:: Records for the task

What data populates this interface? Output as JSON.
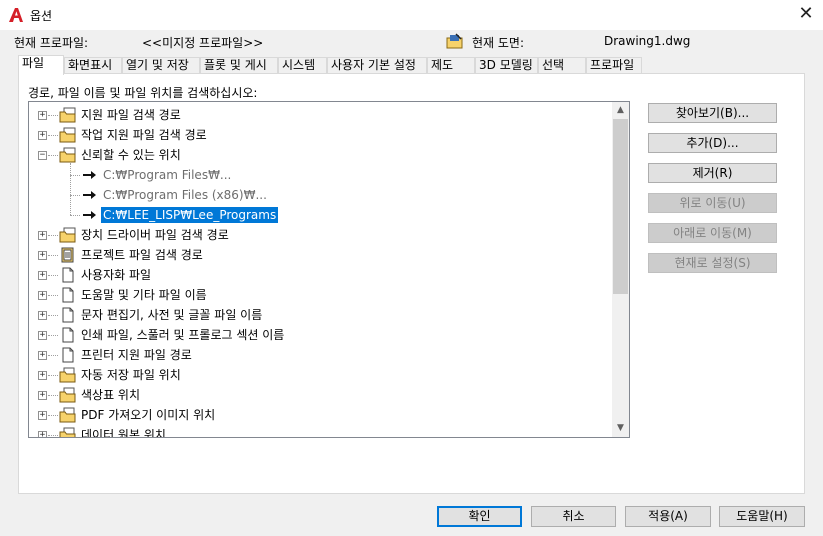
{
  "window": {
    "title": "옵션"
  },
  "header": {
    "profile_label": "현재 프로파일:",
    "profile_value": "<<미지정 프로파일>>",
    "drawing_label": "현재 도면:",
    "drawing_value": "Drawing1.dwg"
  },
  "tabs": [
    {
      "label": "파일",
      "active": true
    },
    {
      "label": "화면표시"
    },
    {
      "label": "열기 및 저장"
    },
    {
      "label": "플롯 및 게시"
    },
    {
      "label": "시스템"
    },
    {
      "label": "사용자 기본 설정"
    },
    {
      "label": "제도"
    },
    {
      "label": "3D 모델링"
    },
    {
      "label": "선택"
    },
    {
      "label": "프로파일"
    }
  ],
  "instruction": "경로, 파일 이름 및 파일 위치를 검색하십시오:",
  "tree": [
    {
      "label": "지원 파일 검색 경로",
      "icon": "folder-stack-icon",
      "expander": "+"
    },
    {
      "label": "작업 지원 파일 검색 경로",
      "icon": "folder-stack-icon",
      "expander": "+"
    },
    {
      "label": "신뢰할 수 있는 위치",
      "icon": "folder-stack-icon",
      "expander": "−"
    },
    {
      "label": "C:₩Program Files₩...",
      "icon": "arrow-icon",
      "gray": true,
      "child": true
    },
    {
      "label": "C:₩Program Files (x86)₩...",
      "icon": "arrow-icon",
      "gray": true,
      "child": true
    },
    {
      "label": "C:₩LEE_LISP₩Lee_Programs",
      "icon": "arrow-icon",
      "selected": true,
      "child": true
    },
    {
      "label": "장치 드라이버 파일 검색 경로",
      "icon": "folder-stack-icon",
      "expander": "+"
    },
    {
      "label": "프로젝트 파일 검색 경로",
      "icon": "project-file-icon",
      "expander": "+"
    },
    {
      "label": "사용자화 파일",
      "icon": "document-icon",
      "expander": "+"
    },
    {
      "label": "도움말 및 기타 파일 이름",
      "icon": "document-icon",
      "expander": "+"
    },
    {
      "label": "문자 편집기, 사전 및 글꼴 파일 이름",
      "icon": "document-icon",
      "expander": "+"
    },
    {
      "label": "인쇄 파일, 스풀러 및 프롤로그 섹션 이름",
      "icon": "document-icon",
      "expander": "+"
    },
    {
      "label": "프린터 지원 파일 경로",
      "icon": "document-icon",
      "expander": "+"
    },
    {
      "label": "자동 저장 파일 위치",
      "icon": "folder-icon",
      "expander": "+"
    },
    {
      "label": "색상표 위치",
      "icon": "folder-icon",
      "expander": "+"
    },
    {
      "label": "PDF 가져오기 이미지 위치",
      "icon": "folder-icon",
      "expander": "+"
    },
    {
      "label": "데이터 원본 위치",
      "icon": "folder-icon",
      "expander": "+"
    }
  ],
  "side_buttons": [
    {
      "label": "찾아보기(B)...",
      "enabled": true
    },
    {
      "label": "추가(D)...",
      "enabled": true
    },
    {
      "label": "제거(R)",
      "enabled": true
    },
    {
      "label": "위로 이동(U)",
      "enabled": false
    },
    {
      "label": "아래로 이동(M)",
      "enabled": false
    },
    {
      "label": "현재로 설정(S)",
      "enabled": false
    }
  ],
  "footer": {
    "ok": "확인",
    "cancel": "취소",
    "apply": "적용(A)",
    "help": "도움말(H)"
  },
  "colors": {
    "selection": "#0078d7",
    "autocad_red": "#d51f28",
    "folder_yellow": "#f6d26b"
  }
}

::::
:: Records for the task

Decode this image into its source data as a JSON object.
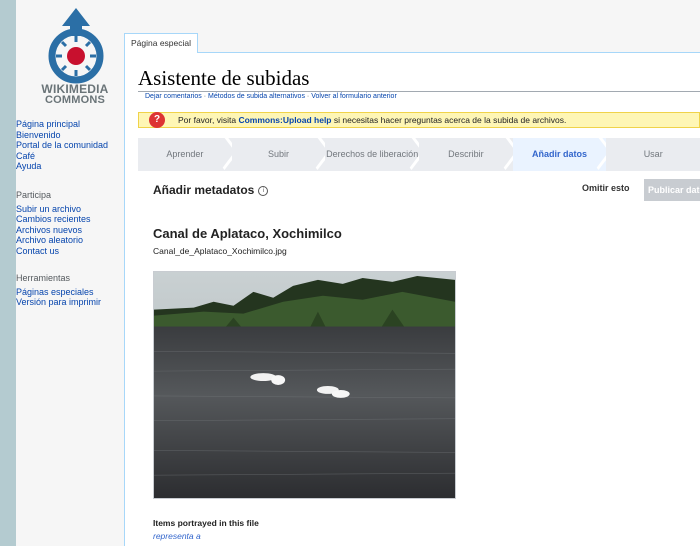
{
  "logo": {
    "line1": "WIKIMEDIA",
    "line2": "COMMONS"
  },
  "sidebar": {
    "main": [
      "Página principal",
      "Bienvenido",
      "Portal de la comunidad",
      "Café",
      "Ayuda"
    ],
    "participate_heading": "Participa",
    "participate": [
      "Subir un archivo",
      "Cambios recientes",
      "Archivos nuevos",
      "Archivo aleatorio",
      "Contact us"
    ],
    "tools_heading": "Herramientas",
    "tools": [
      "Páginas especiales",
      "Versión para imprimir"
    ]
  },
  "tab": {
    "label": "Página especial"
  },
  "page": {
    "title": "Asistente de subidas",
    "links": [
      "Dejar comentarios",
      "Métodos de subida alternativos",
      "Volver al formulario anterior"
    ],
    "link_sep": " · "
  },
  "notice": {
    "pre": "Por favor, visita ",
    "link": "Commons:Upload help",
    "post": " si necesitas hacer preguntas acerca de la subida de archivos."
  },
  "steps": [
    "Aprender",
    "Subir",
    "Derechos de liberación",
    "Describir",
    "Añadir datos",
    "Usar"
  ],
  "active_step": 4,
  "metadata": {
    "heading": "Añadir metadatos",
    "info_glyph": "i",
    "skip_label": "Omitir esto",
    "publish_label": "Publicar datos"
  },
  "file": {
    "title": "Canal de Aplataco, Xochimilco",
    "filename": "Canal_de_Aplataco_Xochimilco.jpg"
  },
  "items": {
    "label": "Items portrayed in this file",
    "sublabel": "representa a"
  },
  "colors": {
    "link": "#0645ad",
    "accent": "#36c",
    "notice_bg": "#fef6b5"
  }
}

::::
:: Records for the task

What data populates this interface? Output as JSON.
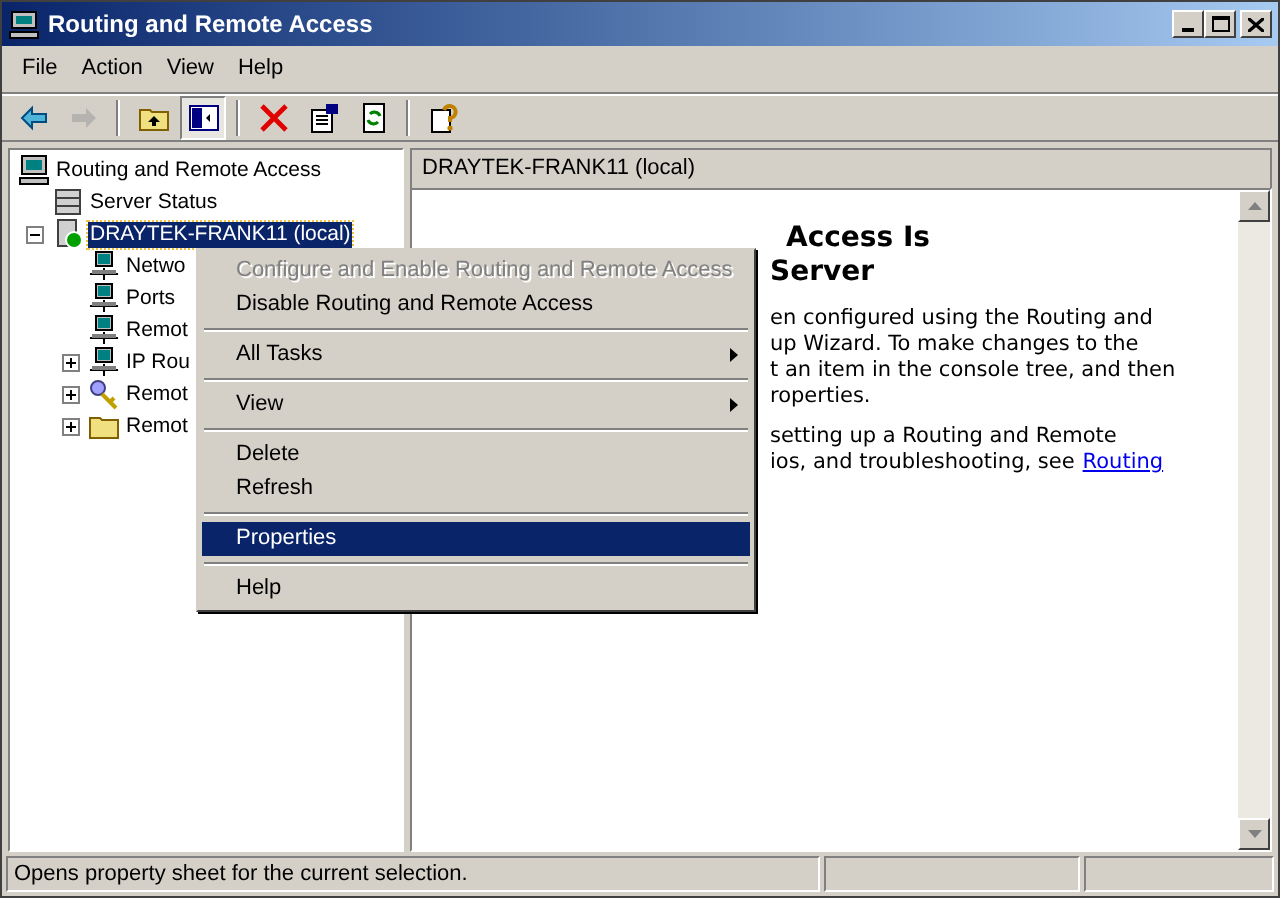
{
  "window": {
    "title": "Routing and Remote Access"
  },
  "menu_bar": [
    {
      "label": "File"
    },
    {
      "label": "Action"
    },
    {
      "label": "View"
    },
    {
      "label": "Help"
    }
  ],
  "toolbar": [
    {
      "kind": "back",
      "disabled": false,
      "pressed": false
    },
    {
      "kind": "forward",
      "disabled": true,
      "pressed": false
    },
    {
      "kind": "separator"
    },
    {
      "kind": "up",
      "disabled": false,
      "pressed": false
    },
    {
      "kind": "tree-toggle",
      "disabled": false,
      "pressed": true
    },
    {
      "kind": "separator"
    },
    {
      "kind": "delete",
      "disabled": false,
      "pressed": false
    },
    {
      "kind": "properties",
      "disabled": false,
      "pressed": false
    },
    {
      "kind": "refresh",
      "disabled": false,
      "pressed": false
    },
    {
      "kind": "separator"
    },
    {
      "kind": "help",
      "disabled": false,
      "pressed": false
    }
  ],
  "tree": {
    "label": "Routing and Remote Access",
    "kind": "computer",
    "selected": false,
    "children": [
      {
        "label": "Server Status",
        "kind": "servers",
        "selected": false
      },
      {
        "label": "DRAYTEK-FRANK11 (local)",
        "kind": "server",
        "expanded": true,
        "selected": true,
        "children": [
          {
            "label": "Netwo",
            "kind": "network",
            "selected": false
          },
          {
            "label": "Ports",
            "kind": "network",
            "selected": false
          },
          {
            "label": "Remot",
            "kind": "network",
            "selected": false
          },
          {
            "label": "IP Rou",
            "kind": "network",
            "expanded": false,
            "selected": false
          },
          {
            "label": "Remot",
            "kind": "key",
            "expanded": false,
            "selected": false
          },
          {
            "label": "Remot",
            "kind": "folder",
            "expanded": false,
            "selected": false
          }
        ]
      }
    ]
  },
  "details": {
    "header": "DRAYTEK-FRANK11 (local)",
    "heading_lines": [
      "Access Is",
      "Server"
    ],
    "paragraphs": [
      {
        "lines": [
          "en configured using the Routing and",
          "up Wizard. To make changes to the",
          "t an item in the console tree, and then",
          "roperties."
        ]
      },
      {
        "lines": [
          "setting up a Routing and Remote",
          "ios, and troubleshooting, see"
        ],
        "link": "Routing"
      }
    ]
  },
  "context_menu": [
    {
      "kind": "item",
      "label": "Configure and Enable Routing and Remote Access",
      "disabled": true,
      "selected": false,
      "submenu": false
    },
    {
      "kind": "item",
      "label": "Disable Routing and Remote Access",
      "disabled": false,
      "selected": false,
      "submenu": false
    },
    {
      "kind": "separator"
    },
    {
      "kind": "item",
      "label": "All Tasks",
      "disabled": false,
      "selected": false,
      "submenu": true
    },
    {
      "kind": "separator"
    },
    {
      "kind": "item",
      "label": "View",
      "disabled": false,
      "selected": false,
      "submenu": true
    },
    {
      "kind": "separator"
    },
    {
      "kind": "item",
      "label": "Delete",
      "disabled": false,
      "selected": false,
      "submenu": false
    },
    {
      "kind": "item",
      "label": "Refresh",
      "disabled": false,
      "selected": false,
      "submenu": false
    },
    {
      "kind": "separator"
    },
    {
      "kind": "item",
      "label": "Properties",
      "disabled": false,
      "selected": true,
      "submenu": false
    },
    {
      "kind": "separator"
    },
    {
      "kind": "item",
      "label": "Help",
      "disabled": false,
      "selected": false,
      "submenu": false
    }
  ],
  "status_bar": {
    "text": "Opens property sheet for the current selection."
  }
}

::::

* Written problem *
Copy all lines from the material that hold "this".

* Reply to the exercise *
What data populates this interface? Output as JSON.
Decode this image into its source data as a JSON object.
    "label": "Items portrayed in this file",
What data populates this interface? Output as JSON.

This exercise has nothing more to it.